#### Data rows ####

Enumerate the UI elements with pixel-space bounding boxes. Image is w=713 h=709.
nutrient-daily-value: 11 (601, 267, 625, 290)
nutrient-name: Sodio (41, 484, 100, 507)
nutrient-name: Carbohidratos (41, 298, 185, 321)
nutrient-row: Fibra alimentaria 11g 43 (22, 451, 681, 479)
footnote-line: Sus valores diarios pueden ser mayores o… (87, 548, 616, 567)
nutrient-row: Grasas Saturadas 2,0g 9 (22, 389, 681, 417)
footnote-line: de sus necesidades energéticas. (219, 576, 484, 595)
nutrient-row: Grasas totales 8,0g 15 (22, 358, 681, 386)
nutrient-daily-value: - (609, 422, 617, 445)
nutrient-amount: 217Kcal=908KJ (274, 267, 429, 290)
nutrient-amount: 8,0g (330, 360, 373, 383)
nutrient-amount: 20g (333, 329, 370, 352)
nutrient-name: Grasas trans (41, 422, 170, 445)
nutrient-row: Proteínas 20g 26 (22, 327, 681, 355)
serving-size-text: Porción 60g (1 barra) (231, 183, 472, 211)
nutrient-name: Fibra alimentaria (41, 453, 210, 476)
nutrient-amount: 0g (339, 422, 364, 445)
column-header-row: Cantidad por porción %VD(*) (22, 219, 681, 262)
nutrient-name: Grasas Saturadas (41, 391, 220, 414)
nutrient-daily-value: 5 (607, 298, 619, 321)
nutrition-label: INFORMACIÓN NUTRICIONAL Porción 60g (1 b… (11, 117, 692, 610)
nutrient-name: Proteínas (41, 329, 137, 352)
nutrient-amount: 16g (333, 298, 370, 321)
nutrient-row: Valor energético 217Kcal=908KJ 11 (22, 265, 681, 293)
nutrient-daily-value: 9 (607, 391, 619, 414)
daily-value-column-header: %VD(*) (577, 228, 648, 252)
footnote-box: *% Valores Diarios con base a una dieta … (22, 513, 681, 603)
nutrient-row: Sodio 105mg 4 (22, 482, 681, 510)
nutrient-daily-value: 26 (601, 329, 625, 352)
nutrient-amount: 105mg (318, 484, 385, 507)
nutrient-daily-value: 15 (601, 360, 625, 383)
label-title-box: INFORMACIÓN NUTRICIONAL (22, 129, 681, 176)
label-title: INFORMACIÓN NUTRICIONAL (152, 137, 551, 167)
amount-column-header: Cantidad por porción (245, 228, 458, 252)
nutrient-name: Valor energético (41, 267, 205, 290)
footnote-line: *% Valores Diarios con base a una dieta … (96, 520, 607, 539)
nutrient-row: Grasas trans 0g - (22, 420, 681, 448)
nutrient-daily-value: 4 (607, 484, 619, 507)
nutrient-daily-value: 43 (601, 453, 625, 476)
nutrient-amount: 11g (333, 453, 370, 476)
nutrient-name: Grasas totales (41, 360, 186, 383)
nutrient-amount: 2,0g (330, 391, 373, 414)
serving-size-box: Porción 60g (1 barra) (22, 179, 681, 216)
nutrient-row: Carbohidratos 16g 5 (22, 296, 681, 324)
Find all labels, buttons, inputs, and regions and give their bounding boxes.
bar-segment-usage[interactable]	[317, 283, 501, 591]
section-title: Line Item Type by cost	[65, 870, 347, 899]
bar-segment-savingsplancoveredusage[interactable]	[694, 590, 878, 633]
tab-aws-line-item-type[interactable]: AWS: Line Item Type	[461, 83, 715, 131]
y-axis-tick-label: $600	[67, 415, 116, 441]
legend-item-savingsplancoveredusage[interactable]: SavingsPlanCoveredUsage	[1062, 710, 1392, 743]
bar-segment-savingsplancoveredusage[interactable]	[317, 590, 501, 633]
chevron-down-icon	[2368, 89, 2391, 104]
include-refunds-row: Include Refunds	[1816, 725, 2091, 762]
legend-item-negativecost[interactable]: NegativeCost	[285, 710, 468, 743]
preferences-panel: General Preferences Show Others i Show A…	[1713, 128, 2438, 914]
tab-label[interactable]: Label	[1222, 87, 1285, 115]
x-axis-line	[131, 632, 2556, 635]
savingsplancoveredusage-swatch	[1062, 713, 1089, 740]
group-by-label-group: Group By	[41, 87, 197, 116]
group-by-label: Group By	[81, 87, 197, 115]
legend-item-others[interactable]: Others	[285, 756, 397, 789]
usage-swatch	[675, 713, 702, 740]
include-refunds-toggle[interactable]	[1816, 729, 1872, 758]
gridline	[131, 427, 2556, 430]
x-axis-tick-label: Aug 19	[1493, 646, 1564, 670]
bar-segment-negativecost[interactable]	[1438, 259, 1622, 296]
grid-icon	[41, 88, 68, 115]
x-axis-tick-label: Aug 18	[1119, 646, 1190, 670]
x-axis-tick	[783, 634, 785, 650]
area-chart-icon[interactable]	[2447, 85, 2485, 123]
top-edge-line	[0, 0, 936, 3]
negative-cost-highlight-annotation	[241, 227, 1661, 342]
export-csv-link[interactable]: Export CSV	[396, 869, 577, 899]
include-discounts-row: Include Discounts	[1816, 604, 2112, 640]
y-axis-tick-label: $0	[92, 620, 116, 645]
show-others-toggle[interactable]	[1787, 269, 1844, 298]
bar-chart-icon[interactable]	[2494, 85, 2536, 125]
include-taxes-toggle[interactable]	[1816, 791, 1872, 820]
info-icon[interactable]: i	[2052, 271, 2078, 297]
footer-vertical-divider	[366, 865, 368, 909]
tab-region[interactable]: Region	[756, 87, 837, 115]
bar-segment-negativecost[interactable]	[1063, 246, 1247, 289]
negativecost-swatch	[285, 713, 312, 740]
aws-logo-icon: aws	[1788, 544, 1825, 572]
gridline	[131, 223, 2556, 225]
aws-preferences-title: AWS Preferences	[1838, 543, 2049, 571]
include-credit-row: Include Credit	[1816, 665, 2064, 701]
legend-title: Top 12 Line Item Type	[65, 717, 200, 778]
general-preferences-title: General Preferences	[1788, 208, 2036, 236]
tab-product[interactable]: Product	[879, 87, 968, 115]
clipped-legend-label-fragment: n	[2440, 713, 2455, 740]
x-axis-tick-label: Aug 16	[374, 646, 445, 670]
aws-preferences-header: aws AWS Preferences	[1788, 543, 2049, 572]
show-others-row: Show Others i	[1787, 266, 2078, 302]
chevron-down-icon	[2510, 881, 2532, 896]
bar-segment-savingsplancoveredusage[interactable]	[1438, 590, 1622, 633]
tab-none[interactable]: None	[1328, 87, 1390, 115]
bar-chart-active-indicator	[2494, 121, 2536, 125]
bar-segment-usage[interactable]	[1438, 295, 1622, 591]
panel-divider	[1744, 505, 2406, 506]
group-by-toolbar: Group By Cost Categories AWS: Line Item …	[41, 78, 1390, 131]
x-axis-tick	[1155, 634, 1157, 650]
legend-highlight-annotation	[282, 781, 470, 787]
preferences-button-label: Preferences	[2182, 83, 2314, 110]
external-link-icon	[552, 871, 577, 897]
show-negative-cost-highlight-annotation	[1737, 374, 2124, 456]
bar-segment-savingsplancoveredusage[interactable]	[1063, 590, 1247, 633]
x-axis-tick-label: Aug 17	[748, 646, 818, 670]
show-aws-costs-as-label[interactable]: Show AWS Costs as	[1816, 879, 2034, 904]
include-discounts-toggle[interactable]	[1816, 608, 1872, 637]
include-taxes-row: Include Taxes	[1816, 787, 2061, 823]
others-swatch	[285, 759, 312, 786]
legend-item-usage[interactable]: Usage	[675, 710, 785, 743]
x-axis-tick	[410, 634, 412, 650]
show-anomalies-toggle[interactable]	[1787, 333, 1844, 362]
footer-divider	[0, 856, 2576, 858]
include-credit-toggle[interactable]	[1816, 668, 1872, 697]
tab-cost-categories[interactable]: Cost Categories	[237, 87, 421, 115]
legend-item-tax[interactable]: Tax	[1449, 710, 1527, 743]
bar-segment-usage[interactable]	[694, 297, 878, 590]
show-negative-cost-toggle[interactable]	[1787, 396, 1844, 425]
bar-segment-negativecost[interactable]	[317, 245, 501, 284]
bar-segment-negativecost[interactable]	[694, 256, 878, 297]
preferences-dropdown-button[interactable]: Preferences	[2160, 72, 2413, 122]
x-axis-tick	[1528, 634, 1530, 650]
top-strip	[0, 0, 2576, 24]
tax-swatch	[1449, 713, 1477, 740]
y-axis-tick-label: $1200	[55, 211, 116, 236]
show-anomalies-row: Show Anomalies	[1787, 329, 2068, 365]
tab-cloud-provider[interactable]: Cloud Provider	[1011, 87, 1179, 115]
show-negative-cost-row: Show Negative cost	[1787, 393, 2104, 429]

####

## Written request
From the first line of the listing through the line containing "nutrient-row: Fibra alimentaria", rename "Carbohidratos" to "Hidratos de carbono" and leave everything else in those lines unchanged.

## Solution below
Enumerate the UI elements with pixel-space bounding boxes. Image is w=713 h=709.
nutrient-daily-value: 11 (601, 267, 625, 290)
nutrient-name: Sodio (41, 484, 100, 507)
nutrient-name: Hidratos de carbono (41, 298, 185, 321)
nutrient-row: Fibra alimentaria 11g 43 (22, 451, 681, 479)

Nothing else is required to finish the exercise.